(Stored items from a collection)
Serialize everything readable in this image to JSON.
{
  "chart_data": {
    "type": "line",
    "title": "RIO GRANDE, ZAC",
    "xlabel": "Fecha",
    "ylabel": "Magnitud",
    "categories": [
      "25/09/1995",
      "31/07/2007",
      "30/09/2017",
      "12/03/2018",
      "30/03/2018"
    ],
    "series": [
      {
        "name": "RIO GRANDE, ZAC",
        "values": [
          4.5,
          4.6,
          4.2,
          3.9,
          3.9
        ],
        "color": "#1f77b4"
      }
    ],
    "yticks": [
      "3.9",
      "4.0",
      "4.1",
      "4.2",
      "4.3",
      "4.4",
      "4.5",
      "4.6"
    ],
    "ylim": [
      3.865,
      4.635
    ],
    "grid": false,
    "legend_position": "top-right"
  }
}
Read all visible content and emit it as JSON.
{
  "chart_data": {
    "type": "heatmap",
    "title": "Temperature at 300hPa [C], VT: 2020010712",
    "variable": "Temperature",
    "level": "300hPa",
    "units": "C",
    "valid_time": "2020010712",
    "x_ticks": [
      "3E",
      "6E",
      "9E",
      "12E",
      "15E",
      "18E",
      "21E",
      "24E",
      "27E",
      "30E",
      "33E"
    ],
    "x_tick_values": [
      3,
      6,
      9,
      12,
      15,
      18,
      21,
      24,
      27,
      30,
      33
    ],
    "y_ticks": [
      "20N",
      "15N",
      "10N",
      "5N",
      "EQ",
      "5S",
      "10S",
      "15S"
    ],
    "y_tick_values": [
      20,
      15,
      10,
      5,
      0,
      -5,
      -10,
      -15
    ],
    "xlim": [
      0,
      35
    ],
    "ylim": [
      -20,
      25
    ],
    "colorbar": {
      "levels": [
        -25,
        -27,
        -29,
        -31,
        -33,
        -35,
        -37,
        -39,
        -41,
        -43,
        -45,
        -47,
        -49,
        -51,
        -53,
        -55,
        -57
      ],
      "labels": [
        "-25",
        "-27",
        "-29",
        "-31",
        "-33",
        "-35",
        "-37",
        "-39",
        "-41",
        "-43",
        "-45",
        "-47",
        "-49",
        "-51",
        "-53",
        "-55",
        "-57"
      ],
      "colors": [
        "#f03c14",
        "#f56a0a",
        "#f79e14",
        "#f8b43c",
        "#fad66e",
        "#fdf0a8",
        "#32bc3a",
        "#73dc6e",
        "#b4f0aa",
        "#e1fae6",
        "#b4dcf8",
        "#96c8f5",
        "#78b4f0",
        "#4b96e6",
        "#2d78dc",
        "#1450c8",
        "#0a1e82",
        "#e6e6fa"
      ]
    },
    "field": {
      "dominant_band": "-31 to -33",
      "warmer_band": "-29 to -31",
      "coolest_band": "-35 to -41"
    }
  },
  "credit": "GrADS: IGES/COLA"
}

» **Problem details**: Pick out and copy the lines of the entries that hold the string "title".

» **Completed task**:
    "title": "RIO GRANDE, ZAC",
    "title": "Temperature at 300hPa [C], VT: 2020010712",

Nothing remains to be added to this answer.